◆ Task statement: Transcribe the listing in full, excluding any pictures.
— start of Dataset rows —
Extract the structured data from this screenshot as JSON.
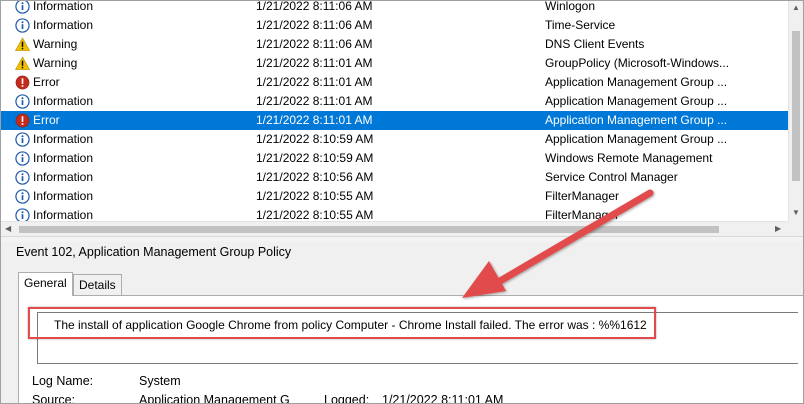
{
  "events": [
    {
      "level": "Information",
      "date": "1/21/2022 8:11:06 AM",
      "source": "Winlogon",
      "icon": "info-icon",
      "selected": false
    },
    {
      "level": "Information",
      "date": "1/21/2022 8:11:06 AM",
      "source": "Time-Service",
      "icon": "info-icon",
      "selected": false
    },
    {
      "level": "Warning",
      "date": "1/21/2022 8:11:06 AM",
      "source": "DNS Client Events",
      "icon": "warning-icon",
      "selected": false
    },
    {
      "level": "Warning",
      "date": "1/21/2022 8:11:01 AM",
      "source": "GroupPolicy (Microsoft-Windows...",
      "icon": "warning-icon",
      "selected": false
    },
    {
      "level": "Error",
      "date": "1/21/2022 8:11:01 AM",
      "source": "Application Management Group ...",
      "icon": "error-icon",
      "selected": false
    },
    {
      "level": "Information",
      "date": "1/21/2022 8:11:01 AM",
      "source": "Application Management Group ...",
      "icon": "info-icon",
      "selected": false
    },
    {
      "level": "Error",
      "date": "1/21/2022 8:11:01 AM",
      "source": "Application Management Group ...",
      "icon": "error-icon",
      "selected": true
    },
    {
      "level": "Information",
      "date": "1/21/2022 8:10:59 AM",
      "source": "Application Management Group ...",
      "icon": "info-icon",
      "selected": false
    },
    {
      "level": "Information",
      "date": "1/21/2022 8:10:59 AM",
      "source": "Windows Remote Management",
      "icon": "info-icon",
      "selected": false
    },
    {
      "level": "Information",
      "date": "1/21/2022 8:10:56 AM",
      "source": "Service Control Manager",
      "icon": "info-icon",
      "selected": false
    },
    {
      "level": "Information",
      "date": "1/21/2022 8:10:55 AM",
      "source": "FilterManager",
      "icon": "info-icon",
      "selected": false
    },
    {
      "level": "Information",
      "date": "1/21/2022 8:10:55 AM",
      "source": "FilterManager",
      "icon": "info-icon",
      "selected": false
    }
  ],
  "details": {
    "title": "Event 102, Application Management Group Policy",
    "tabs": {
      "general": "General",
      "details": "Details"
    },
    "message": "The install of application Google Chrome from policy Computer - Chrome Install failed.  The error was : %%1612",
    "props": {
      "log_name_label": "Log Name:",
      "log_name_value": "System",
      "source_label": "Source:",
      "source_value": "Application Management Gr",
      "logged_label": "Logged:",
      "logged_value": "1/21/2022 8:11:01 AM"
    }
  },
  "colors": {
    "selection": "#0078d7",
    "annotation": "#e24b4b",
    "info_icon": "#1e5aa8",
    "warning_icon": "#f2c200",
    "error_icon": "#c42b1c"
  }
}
— end of Dataset rows —
◆ Output of the exercise:
Extract the structured data from this screenshot as JSON.
{
  "events": [
    {
      "level": "Information",
      "date": "1/21/2022 8:11:06 AM",
      "source": "Winlogon",
      "icon": "info-icon",
      "selected": false
    },
    {
      "level": "Information",
      "date": "1/21/2022 8:11:06 AM",
      "source": "Time-Service",
      "icon": "info-icon",
      "selected": false
    },
    {
      "level": "Warning",
      "date": "1/21/2022 8:11:06 AM",
      "source": "DNS Client Events",
      "icon": "warning-icon",
      "selected": false
    },
    {
      "level": "Warning",
      "date": "1/21/2022 8:11:01 AM",
      "source": "GroupPolicy (Microsoft-Windows...",
      "icon": "warning-icon",
      "selected": false
    },
    {
      "level": "Error",
      "date": "1/21/2022 8:11:01 AM",
      "source": "Application Management Group ...",
      "icon": "error-icon",
      "selected": false
    },
    {
      "level": "Information",
      "date": "1/21/2022 8:11:01 AM",
      "source": "Application Management Group ...",
      "icon": "info-icon",
      "selected": false
    },
    {
      "level": "Error",
      "date": "1/21/2022 8:11:01 AM",
      "source": "Application Management Group ...",
      "icon": "error-icon",
      "selected": true
    },
    {
      "level": "Information",
      "date": "1/21/2022 8:10:59 AM",
      "source": "Application Management Group ...",
      "icon": "info-icon",
      "selected": false
    },
    {
      "level": "Information",
      "date": "1/21/2022 8:10:59 AM",
      "source": "Windows Remote Management",
      "icon": "info-icon",
      "selected": false
    },
    {
      "level": "Information",
      "date": "1/21/2022 8:10:56 AM",
      "source": "Service Control Manager",
      "icon": "info-icon",
      "selected": false
    },
    {
      "level": "Information",
      "date": "1/21/2022 8:10:55 AM",
      "source": "FilterManager",
      "icon": "info-icon",
      "selected": false
    },
    {
      "level": "Information",
      "date": "1/21/2022 8:10:55 AM",
      "source": "FilterManager",
      "icon": "info-icon",
      "selected": false
    }
  ],
  "details": {
    "title": "Event 102, Application Management Group Policy",
    "tabs": {
      "general": "General",
      "details": "Details"
    },
    "message": "The install of application Google Chrome from policy Computer - Chrome Install failed.  The error was : %%1612",
    "props": {
      "log_name_label": "Log Name:",
      "log_name_value": "System",
      "source_label": "Source:",
      "source_value": "Application Management Gr",
      "logged_label": "Logged:",
      "logged_value": "1/21/2022 8:11:01 AM"
    }
  },
  "colors": {
    "selection": "#0078d7",
    "annotation": "#e24b4b",
    "info_icon": "#1e5aa8",
    "warning_icon": "#f2c200",
    "error_icon": "#c42b1c"
  }
}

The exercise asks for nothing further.